To be done
Find every line of the listing below where "formula" appears, and copy it.

** START Data rows **

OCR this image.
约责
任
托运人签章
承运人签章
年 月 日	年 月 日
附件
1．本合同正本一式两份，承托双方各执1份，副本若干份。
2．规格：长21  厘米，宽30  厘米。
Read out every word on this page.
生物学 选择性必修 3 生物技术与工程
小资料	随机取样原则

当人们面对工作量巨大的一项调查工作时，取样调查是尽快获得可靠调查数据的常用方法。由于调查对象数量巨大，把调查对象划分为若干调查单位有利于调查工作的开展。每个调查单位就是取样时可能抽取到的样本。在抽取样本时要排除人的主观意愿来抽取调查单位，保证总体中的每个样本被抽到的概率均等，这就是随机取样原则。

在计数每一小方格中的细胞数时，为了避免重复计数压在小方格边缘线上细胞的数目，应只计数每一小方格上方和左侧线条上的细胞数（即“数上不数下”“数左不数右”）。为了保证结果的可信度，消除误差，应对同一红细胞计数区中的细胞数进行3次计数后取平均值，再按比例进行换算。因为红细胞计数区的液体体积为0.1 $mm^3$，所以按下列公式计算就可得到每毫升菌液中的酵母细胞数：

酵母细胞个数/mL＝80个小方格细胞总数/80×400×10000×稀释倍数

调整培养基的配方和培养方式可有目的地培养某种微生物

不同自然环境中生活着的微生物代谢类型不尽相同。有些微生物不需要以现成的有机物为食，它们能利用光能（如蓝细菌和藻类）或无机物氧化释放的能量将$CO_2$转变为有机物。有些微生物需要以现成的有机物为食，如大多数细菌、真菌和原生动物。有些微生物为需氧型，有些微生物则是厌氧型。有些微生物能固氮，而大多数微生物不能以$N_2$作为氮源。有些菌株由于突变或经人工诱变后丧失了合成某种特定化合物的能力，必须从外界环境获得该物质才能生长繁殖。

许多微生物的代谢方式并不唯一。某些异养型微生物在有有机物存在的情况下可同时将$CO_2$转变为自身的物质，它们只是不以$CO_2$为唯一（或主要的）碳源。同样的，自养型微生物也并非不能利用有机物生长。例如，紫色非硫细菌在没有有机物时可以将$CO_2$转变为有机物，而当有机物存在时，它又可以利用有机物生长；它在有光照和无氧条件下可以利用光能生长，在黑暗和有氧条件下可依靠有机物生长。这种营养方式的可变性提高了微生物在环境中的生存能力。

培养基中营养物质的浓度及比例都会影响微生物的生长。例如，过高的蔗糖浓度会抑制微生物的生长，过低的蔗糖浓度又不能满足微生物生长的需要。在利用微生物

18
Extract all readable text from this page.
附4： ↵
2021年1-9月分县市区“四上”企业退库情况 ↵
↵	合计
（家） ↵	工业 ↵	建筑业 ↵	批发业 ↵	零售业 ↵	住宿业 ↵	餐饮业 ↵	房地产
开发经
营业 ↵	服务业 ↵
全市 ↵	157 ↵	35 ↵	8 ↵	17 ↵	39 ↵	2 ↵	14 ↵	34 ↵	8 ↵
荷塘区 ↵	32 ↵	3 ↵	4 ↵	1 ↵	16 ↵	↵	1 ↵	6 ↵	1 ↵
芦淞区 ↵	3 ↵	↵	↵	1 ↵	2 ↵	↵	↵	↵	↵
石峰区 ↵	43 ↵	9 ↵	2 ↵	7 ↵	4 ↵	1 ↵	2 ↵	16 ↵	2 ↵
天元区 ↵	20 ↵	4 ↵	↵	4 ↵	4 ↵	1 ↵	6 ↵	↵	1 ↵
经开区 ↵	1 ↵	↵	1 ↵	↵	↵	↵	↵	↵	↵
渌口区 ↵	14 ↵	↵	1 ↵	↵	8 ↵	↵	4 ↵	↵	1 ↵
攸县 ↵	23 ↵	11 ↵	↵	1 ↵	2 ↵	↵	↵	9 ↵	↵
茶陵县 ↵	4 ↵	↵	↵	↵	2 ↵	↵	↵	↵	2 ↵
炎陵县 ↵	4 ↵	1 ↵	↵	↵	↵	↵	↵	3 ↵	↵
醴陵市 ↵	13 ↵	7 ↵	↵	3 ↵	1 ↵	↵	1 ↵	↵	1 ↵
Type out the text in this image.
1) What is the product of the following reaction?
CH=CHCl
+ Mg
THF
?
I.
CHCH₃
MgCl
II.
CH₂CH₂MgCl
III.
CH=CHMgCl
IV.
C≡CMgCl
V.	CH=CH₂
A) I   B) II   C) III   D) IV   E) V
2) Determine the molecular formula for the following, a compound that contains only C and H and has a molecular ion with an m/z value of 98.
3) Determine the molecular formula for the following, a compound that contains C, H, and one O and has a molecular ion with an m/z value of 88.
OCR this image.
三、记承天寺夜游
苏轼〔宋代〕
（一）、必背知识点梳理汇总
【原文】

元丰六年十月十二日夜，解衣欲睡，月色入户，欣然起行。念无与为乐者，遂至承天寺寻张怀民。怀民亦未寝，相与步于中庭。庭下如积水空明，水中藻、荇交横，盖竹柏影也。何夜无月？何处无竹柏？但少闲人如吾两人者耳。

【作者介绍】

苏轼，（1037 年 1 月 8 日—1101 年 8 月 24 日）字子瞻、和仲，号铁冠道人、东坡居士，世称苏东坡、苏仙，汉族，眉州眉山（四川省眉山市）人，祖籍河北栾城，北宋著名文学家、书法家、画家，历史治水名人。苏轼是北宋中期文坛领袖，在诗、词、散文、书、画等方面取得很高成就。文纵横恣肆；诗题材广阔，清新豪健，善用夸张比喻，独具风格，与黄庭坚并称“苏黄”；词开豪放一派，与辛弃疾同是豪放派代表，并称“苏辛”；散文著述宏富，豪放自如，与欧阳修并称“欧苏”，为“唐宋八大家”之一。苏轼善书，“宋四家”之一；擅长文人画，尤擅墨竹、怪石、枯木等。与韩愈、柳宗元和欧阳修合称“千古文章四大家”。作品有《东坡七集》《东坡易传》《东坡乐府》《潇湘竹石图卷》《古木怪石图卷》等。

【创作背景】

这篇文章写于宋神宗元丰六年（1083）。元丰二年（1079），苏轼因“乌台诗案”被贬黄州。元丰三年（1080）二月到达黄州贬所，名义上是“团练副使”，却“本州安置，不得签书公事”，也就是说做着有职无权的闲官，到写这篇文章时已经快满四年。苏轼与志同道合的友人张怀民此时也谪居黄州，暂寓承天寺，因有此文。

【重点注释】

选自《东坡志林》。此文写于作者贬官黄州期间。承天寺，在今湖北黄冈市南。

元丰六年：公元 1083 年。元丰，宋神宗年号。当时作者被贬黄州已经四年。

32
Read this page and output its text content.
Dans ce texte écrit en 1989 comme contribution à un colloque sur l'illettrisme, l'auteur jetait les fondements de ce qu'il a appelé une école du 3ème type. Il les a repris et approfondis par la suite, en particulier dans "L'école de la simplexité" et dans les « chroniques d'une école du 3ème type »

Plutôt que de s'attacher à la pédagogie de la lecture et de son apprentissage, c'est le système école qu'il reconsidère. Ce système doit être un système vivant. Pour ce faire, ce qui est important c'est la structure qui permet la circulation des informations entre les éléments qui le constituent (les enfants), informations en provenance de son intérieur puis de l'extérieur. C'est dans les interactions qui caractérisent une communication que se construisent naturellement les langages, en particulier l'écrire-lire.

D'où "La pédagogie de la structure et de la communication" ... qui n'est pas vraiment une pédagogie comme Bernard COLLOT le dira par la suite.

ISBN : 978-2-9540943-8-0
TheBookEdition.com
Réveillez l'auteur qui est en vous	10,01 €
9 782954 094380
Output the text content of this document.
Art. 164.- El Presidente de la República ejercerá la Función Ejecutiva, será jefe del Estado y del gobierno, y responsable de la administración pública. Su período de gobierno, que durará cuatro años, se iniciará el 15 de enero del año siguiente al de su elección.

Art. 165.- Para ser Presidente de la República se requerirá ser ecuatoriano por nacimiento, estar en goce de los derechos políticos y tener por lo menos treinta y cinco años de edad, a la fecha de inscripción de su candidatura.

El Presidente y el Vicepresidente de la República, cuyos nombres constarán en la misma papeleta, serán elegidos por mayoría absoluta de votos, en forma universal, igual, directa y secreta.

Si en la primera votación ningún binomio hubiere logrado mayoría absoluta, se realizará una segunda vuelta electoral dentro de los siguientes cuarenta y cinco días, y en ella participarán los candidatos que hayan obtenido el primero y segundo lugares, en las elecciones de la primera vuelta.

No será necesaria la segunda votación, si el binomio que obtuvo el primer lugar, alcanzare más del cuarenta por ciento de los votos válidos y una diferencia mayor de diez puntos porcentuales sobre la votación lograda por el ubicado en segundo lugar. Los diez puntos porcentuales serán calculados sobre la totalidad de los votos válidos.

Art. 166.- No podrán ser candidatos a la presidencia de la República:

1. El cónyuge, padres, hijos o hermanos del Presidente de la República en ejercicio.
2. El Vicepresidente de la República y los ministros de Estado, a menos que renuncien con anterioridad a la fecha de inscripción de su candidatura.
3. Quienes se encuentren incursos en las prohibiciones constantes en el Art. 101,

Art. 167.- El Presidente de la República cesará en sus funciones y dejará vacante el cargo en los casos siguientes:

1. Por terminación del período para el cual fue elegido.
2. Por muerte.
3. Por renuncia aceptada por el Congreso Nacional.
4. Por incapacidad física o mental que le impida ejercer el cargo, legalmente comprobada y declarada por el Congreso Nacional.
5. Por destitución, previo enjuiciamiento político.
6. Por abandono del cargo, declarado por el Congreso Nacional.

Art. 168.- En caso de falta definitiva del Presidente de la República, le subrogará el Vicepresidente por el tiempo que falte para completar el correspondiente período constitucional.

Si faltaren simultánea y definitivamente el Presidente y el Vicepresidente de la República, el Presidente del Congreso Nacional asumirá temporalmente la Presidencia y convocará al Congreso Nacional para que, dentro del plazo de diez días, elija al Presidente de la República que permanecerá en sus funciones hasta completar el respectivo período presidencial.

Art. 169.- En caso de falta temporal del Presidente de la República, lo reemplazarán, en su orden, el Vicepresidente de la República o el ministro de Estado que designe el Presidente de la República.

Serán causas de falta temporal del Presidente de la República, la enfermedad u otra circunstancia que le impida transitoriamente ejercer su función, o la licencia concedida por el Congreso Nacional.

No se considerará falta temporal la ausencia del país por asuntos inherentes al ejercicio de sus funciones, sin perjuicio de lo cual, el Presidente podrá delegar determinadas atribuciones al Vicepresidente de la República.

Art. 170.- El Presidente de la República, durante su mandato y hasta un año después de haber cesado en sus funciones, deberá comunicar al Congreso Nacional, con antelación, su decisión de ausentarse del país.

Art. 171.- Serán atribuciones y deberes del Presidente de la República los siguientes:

** END Data rows **

Written answer
2) Determine the molecular formula for the following, a compound that contains only C and H and has a molecular ion with an m/z value of 98.
3) Determine the molecular formula for the following, a compound that contains C, H, and one O and has a molecular ion with an m/z value of 88.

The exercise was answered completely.